> [SET EXERCISE]
Gather, from the data below, each line in which the word "Карта" occurs.

Figure dataset records:

»»

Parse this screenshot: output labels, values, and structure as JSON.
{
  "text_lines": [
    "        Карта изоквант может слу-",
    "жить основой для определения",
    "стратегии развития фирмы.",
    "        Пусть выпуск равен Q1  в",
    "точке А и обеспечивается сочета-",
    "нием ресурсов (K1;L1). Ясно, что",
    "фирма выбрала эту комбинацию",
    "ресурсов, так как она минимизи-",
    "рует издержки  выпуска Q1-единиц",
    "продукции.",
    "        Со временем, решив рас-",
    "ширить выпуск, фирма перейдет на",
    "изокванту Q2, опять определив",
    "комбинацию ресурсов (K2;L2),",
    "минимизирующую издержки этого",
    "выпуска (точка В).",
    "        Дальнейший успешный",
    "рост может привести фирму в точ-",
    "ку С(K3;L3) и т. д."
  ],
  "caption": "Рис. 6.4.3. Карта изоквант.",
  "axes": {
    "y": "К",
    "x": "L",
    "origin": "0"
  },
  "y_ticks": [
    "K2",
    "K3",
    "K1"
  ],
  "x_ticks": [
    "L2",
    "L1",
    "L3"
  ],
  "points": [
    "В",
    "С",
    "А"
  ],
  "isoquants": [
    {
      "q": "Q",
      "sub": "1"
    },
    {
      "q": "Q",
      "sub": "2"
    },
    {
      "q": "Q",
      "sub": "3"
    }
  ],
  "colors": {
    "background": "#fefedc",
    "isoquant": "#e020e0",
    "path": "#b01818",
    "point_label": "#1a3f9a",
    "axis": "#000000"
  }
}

««

> [ANSWER TO THIS TASK]
    "        Карта изоквант может слу-",
  "caption": "Рис. 6.4.3. Карта изоквант.",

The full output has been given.